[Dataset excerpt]
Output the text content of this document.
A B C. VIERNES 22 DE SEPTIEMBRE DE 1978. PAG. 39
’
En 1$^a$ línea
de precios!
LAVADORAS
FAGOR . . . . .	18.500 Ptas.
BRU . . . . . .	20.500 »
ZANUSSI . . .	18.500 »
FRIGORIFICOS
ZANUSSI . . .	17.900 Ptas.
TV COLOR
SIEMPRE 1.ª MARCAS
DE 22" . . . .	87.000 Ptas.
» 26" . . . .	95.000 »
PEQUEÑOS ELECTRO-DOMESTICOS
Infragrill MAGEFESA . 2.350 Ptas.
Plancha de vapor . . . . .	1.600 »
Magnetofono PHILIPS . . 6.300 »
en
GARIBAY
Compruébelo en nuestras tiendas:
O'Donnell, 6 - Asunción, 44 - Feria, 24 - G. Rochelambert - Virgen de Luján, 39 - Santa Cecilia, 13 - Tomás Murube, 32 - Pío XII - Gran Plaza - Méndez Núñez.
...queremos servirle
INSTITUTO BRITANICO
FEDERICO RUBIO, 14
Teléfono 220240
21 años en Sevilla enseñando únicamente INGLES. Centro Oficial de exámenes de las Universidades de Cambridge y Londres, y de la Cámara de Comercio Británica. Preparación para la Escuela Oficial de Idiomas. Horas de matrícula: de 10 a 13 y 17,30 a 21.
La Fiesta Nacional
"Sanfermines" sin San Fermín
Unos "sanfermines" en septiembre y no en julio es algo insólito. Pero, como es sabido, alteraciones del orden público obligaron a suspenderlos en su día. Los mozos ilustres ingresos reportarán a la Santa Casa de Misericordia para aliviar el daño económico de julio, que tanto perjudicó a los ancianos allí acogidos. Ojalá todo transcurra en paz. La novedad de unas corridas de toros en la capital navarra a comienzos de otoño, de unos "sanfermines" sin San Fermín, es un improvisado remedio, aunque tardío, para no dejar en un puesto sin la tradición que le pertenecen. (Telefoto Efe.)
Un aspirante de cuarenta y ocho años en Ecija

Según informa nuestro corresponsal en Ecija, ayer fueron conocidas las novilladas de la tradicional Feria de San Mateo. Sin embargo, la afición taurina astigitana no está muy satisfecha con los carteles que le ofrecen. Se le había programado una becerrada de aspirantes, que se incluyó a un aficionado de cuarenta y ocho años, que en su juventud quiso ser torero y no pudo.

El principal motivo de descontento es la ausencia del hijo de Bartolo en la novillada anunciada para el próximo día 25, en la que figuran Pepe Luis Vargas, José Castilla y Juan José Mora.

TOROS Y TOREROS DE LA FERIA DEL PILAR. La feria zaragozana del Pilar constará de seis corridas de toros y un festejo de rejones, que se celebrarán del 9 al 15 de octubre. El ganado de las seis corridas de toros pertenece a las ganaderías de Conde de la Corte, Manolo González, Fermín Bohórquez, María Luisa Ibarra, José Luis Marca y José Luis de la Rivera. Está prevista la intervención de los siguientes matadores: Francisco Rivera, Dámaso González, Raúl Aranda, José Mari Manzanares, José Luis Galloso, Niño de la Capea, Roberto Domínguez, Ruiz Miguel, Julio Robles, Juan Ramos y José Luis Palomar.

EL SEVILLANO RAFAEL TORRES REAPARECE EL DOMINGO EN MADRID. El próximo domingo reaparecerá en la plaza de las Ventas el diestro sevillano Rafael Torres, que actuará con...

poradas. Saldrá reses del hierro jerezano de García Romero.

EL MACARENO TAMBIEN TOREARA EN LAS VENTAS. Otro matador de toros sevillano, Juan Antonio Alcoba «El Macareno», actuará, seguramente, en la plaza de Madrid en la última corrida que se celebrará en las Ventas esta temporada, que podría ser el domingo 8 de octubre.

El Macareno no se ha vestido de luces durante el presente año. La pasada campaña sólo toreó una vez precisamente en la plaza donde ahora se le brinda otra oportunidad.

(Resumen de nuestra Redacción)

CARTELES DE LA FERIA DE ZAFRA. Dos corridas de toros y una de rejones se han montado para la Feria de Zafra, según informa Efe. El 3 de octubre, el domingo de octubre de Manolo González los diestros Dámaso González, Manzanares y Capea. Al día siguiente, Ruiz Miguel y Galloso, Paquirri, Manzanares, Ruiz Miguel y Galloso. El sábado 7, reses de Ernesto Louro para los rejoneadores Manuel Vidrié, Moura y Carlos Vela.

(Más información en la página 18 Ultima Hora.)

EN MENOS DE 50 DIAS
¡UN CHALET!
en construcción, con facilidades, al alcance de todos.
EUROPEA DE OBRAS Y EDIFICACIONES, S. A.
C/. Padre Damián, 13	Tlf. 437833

DIRECTIONS ->
Reproduce all data above, unchanged.

EXERCISE SOLUTION ->
Output the text content of this document.
A B C. VIERNES 22 DE SEPTIEMBRE DE 1978. PAG. 39
’
En 1$^a$ línea
de precios!
LAVADORAS
FAGOR . . . . .	18.500 Ptas.
BRU . . . . . .	20.500 »
ZANUSSI . . .	18.500 »
FRIGORIFICOS
ZANUSSI . . .	17.900 Ptas.
TV COLOR
SIEMPRE 1.ª MARCAS
DE 22" . . . .	87.000 Ptas.
» 26" . . . .	95.000 »
PEQUEÑOS ELECTRO-DOMESTICOS
Infragrill MAGEFESA . 2.350 Ptas.
Plancha de vapor . . . . .	1.600 »
Magnetofono PHILIPS . . 6.300 »
en
GARIBAY
Compruébelo en nuestras tiendas:
O'Donnell, 6 - Asunción, 44 - Feria, 24 - G. Rochelambert - Virgen de Luján, 39 - Santa Cecilia, 13 - Tomás Murube, 32 - Pío XII - Gran Plaza - Méndez Núñez.
...queremos servirle
INSTITUTO BRITANICO
FEDERICO RUBIO, 14
Teléfono 220240
21 años en Sevilla enseñando únicamente INGLES. Centro Oficial de exámenes de las Universidades de Cambridge y Londres, y de la Cámara de Comercio Británica. Preparación para la Escuela Oficial de Idiomas. Horas de matrícula: de 10 a 13 y 17,30 a 21.
La Fiesta Nacional
"Sanfermines" sin San Fermín
Unos "sanfermines" en septiembre y no en julio es algo insólito. Pero, como es sabido, alteraciones del orden público obligaron a suspenderlos en su día. Los mozos ilustres ingresos reportarán a la Santa Casa de Misericordia para aliviar el daño económico de julio, que tanto perjudicó a los ancianos allí acogidos. Ojalá todo transcurra en paz. La novedad de unas corridas de toros en la capital navarra a comienzos de otoño, de unos "sanfermines" sin San Fermín, es un improvisado remedio, aunque tardío, para no dejar en un puesto sin la tradición que le pertenecen. (Telefoto Efe.)
Un aspirante de cuarenta y ocho años en Ecija

Según informa nuestro corresponsal en Ecija, ayer fueron conocidas las novilladas de la tradicional Feria de San Mateo. Sin embargo, la afición taurina astigitana no está muy satisfecha con los carteles que le ofrecen. Se le había programado una becerrada de aspirantes, que se incluyó a un aficionado de cuarenta y ocho años, que en su juventud quiso ser torero y no pudo.

El principal motivo de descontento es la ausencia del hijo de Bartolo en la novillada anunciada para el próximo día 25, en la que figuran Pepe Luis Vargas, José Castilla y Juan José Mora.

TOROS Y TOREROS DE LA FERIA DEL PILAR. La feria zaragozana del Pilar constará de seis corridas de toros y un festejo de rejones, que se celebrarán del 9 al 15 de octubre. El ganado de las seis corridas de toros pertenece a las ganaderías de Conde de la Corte, Manolo González, Fermín Bohórquez, María Luisa Ibarra, José Luis Marca y José Luis de la Rivera. Está prevista la intervención de los siguientes matadores: Francisco Rivera, Dámaso González, Raúl Aranda, José Mari Manzanares, José Luis Galloso, Niño de la Capea, Roberto Domínguez, Ruiz Miguel, Julio Robles, Juan Ramos y José Luis Palomar.

EL SEVILLANO RAFAEL TORRES REAPARECE EL DOMINGO EN MADRID. El próximo domingo reaparecerá en la plaza de las Ventas el diestro sevillano Rafael Torres, que actuará con...

poradas. Saldrá reses del hierro jerezano de García Romero.

EL MACARENO TAMBIEN TOREARA EN LAS VENTAS. Otro matador de toros sevillano, Juan Antonio Alcoba «El Macareno», actuará, seguramente, en la plaza de Madrid en la última corrida que se celebrará en las Ventas esta temporada, que podría ser el domingo 8 de octubre.

El Macareno no se ha vestido de luces durante el presente año. La pasada campaña sólo toreó una vez precisamente en la plaza donde ahora se le brinda otra oportunidad.

(Resumen de nuestra Redacción)

CARTELES DE LA FERIA DE ZAFRA. Dos corridas de toros y una de rejones se han montado para la Feria de Zafra, según informa Efe. El 3 de octubre, el domingo de octubre de Manolo González los diestros Dámaso González, Manzanares y Capea. Al día siguiente, Ruiz Miguel y Galloso, Paquirri, Manzanares, Ruiz Miguel y Galloso. El sábado 7, reses de Ernesto Louro para los rejoneadores Manuel Vidrié, Moura y Carlos Vela.

(Más información en la página 18 Ultima Hora.)

EN MENOS DE 50 DIAS
¡UN CHALET!
en construcción, con facilidades, al alcance de todos.
EUROPEA DE OBRAS Y EDIFICACIONES, S. A.
C/. Padre Damián, 13	Tlf. 437833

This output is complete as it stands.